## What is being asked
Scan the data beneath this task and copy each line that includes "xlabel".

## Task data
☆ ☆ ☆

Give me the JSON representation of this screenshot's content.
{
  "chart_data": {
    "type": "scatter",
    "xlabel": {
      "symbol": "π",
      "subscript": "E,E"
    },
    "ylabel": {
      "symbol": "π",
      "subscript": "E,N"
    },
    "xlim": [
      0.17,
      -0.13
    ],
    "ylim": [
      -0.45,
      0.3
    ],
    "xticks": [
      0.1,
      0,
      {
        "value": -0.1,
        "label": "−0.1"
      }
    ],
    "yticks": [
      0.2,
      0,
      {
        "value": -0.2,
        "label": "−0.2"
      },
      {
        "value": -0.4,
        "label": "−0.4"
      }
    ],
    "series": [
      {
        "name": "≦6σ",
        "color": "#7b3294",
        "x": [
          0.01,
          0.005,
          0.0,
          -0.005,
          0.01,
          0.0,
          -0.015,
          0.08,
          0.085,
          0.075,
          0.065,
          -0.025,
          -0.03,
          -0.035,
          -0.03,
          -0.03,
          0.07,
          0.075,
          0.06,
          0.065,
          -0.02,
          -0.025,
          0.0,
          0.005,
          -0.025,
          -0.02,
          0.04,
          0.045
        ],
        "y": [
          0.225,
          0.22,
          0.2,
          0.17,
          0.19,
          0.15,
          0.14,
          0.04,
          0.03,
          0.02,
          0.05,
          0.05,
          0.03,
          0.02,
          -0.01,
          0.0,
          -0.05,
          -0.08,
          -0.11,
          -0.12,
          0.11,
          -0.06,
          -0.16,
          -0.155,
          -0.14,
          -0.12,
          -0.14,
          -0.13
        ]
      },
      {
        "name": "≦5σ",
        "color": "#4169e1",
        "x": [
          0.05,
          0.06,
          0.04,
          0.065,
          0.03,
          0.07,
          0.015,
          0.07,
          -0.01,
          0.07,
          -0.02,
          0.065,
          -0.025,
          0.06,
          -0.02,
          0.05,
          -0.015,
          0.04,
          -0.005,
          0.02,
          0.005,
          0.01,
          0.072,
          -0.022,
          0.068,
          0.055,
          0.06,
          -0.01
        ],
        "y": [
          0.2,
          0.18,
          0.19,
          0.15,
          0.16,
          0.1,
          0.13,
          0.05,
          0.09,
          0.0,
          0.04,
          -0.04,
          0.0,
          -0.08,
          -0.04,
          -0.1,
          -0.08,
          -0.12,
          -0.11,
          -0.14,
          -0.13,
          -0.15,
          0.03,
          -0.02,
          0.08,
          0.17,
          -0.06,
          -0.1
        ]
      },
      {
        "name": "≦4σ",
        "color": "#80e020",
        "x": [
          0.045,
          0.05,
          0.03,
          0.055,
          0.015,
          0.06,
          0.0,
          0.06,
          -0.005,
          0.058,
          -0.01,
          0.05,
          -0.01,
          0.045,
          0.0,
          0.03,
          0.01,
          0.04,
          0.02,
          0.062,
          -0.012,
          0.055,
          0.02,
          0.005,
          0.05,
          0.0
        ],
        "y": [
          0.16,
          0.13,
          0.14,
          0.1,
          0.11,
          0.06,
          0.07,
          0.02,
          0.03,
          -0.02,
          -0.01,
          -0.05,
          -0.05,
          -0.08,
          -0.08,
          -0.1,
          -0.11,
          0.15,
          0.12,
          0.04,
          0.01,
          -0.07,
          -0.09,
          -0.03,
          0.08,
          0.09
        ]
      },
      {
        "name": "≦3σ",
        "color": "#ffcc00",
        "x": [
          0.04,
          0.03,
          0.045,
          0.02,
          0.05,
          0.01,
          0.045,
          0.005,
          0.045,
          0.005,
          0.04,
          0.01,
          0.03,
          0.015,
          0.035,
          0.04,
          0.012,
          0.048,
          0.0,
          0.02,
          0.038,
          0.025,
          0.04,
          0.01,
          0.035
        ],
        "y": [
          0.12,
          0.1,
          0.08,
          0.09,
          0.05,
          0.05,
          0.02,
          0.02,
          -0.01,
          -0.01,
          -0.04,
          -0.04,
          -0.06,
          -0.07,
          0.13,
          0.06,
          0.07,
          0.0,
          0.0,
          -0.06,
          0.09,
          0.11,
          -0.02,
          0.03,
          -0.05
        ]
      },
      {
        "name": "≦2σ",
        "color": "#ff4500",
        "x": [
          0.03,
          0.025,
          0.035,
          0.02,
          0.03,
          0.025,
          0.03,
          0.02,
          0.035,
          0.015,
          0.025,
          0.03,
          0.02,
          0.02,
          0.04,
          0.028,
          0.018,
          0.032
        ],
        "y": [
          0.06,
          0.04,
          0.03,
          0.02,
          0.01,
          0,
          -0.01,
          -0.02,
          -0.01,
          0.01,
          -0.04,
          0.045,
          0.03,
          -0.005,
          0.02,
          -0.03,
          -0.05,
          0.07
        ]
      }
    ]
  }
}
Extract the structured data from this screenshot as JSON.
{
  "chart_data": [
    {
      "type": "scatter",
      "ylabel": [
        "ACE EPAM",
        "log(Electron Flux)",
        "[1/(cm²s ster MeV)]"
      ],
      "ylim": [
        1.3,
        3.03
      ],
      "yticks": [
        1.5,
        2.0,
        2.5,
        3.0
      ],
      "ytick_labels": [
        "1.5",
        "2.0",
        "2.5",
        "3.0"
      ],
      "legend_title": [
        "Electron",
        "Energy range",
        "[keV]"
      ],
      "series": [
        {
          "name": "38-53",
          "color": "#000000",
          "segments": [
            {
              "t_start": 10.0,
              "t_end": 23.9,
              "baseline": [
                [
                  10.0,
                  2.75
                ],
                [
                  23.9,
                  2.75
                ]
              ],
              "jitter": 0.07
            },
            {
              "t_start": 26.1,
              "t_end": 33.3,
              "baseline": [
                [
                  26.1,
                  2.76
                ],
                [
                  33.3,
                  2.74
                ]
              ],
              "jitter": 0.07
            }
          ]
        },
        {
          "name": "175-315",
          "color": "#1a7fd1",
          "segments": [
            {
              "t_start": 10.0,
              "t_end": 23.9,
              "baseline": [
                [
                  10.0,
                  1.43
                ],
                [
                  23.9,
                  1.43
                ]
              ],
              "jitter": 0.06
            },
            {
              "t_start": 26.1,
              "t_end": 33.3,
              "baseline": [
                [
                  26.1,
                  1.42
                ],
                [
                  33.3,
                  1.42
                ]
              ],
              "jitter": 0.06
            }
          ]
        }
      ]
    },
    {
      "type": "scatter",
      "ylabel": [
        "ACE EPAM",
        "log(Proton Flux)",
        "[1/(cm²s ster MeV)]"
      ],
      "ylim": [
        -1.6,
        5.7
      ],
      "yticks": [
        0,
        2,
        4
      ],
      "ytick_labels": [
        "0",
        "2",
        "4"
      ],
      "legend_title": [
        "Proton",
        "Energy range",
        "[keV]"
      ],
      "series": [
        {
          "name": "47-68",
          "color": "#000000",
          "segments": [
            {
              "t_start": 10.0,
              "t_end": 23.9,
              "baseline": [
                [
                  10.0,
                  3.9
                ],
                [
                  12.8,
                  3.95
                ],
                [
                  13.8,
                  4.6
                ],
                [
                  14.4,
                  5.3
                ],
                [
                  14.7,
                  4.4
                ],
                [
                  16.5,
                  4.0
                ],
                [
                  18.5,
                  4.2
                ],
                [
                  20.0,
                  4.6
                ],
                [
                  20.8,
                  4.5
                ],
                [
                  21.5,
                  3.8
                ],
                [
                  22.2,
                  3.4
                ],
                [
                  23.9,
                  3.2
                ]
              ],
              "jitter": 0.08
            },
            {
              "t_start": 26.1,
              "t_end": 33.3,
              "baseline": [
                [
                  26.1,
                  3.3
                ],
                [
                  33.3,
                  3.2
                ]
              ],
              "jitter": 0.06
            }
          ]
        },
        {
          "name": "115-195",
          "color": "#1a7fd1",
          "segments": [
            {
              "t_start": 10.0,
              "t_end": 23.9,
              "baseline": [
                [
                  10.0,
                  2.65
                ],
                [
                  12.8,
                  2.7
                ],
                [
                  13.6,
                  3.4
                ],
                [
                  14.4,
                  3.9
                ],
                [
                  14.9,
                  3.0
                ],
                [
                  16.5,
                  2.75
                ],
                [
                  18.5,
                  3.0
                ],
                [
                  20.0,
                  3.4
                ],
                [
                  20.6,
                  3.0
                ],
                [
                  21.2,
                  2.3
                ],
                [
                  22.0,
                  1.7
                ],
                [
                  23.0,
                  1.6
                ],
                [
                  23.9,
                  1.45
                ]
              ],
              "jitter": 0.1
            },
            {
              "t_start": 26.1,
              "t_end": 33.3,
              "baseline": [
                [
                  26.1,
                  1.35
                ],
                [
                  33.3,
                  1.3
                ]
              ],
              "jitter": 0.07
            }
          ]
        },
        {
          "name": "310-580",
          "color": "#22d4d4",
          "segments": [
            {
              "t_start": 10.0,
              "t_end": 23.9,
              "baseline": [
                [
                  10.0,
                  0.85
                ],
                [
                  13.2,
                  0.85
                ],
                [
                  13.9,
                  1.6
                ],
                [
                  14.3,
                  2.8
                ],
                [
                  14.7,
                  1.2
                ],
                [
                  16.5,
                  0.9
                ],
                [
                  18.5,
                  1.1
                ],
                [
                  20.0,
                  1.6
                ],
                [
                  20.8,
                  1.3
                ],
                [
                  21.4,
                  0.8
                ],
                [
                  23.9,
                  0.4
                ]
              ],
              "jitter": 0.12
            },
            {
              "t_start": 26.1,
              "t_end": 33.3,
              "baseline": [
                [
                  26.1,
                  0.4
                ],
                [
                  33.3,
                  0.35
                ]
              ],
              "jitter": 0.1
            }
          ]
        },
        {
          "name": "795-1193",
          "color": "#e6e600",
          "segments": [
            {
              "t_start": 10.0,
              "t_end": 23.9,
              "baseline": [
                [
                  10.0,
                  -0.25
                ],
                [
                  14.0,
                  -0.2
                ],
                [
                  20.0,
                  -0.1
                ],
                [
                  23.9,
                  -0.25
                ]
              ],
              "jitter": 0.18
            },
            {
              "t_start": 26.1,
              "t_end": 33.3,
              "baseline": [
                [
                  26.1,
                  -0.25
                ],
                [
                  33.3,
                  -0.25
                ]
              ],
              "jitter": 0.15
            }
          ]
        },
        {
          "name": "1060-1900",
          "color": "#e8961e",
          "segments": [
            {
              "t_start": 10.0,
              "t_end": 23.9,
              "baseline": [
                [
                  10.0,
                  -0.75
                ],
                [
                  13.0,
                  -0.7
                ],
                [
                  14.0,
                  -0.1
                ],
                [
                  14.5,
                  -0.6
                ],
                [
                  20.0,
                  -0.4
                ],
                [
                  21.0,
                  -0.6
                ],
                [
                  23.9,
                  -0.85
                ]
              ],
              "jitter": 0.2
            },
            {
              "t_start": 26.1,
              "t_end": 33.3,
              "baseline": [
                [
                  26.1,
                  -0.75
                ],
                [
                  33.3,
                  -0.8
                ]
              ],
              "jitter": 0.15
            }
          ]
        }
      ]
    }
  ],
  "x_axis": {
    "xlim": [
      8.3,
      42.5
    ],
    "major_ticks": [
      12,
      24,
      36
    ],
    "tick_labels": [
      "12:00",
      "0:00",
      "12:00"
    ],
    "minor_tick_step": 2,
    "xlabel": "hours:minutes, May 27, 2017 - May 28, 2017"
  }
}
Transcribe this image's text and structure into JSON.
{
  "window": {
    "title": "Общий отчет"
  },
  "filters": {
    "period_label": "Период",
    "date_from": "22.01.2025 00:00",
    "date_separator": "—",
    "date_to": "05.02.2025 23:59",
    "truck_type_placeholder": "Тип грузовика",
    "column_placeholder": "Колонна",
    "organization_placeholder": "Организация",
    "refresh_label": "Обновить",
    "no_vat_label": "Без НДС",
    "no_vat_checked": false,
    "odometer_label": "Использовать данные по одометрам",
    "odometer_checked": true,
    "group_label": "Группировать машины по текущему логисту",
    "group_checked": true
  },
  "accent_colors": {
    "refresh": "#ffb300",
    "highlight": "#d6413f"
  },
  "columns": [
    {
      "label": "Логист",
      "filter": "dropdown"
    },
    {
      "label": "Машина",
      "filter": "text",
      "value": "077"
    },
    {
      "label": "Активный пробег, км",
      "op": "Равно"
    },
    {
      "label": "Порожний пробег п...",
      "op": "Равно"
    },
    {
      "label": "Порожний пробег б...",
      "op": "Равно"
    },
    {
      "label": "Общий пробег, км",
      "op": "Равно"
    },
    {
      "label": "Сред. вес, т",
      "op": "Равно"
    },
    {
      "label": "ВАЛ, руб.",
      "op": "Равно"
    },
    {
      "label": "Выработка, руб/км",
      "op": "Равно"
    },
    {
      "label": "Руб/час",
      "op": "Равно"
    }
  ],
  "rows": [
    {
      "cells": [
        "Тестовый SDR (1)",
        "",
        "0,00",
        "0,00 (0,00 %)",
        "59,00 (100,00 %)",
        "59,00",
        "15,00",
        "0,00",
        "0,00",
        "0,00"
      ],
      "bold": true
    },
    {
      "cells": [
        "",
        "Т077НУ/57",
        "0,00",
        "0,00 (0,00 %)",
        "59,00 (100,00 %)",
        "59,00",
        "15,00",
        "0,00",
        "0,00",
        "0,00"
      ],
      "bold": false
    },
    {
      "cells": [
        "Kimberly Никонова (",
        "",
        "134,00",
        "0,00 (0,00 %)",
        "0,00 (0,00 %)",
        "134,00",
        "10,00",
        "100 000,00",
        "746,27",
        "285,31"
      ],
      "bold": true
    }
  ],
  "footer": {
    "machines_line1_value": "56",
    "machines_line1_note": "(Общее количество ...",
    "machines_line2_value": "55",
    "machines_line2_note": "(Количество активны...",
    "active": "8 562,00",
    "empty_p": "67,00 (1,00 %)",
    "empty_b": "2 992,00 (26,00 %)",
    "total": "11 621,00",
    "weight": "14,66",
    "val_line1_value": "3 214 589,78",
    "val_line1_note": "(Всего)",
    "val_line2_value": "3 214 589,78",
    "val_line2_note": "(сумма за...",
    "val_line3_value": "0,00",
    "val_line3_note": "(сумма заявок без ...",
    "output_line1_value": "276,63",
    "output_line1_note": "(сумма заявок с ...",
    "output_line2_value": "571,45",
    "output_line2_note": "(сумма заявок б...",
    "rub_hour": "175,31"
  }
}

☆ ☆ ☆

## Solution
    "xlabel": {
    "xlabel": "hours:minutes, May 27, 2017 - May 28, 2017"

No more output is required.